WHAT THE TASK REQUIRES:
All records are to be retyped faithfully and completely.

ROWS:
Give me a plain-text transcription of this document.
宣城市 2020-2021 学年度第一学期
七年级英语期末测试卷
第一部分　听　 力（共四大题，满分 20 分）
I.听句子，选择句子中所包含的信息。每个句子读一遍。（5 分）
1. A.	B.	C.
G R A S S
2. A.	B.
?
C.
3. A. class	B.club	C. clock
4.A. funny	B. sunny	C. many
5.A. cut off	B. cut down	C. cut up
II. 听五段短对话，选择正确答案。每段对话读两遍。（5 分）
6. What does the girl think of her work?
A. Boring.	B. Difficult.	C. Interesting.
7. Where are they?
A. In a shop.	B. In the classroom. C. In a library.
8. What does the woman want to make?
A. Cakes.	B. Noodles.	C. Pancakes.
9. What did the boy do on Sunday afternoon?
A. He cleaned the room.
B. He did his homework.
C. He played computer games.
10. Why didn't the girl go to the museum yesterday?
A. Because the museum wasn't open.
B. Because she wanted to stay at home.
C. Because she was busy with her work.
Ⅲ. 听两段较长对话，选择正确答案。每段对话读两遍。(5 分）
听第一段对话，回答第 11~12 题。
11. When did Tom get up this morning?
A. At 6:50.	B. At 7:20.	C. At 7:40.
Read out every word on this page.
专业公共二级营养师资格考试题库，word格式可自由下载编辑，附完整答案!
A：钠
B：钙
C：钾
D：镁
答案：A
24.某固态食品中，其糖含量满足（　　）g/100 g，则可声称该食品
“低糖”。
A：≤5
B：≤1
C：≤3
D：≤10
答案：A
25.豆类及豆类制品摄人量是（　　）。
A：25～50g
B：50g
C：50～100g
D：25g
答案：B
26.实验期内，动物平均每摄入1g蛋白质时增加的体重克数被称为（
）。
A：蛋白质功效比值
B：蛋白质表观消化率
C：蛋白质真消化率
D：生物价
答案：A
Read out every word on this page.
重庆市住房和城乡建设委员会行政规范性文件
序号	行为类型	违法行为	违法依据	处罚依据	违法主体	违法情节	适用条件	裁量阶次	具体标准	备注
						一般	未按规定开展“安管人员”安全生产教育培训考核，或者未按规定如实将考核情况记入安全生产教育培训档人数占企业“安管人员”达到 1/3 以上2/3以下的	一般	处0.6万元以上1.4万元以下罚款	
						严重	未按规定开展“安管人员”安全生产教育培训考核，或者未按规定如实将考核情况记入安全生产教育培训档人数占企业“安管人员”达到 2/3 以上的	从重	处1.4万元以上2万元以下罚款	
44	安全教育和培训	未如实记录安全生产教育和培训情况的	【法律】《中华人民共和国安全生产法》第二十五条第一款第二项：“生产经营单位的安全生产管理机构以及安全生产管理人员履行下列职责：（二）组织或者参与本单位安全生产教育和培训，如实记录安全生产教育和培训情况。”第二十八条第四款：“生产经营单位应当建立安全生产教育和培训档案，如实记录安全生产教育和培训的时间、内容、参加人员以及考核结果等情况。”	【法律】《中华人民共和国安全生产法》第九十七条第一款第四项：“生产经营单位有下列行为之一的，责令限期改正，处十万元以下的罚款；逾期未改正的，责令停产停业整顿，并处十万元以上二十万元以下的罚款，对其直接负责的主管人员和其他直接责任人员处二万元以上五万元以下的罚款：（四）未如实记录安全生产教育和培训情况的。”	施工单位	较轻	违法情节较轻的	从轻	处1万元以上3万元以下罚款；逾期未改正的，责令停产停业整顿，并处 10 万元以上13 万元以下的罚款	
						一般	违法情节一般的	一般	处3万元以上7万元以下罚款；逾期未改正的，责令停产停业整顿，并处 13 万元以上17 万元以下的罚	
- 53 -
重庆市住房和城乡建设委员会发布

TASK OUTPUT:
Give me a plain-text transcription of this document.
宣城市 2020-2021 学年度第一学期
七年级英语期末测试卷
第一部分　听　 力（共四大题，满分 20 分）
I.听句子，选择句子中所包含的信息。每个句子读一遍。（5 分）
1. A.	B.	C.
G R A S S
2. A.	B.
?
C.
3. A. class	B.club	C. clock
4.A. funny	B. sunny	C. many
5.A. cut off	B. cut down	C. cut up
II. 听五段短对话，选择正确答案。每段对话读两遍。（5 分）
6. What does the girl think of her work?
A. Boring.	B. Difficult.	C. Interesting.
7. Where are they?
A. In a shop.	B. In the classroom. C. In a library.
8. What does the woman want to make?
A. Cakes.	B. Noodles.	C. Pancakes.
9. What did the boy do on Sunday afternoon?
A. He cleaned the room.
B. He did his homework.
C. He played computer games.
10. Why didn't the girl go to the museum yesterday?
A. Because the museum wasn't open.
B. Because she wanted to stay at home.
C. Because she was busy with her work.
Ⅲ. 听两段较长对话，选择正确答案。每段对话读两遍。(5 分）
听第一段对话，回答第 11~12 题。
11. When did Tom get up this morning?
A. At 6:50.	B. At 7:20.	C. At 7:40.
Read out every word on this page.
专业公共二级营养师资格考试题库，word格式可自由下载编辑，附完整答案!
A：钠
B：钙
C：钾
D：镁
答案：A
24.某固态食品中，其糖含量满足（　　）g/100 g，则可声称该食品
“低糖”。
A：≤5
B：≤1
C：≤3
D：≤10
答案：A
25.豆类及豆类制品摄人量是（　　）。
A：25～50g
B：50g
C：50～100g
D：25g
答案：B
26.实验期内，动物平均每摄入1g蛋白质时增加的体重克数被称为（
）。
A：蛋白质功效比值
B：蛋白质表观消化率
C：蛋白质真消化率
D：生物价
答案：A
Read out every word on this page.
重庆市住房和城乡建设委员会行政规范性文件
序号	行为类型	违法行为	违法依据	处罚依据	违法主体	违法情节	适用条件	裁量阶次	具体标准	备注
						一般	未按规定开展“安管人员”安全生产教育培训考核，或者未按规定如实将考核情况记入安全生产教育培训档人数占企业“安管人员”达到 1/3 以上2/3以下的	一般	处0.6万元以上1.4万元以下罚款	
						严重	未按规定开展“安管人员”安全生产教育培训考核，或者未按规定如实将考核情况记入安全生产教育培训档人数占企业“安管人员”达到 2/3 以上的	从重	处1.4万元以上2万元以下罚款	
44	安全教育和培训	未如实记录安全生产教育和培训情况的	【法律】《中华人民共和国安全生产法》第二十五条第一款第二项：“生产经营单位的安全生产管理机构以及安全生产管理人员履行下列职责：（二）组织或者参与本单位安全生产教育和培训，如实记录安全生产教育和培训情况。”第二十八条第四款：“生产经营单位应当建立安全生产教育和培训档案，如实记录安全生产教育和培训的时间、内容、参加人员以及考核结果等情况。”	【法律】《中华人民共和国安全生产法》第九十七条第一款第四项：“生产经营单位有下列行为之一的，责令限期改正，处十万元以下的罚款；逾期未改正的，责令停产停业整顿，并处十万元以上二十万元以下的罚款，对其直接负责的主管人员和其他直接责任人员处二万元以上五万元以下的罚款：（四）未如实记录安全生产教育和培训情况的。”	施工单位	较轻	违法情节较轻的	从轻	处1万元以上3万元以下罚款；逾期未改正的，责令停产停业整顿，并处 10 万元以上13 万元以下的罚款	
						一般	违法情节一般的	一般	处3万元以上7万元以下罚款；逾期未改正的，责令停产停业整顿，并处 13 万元以上17 万元以下的罚	
- 53 -
重庆市住房和城乡建设委员会发布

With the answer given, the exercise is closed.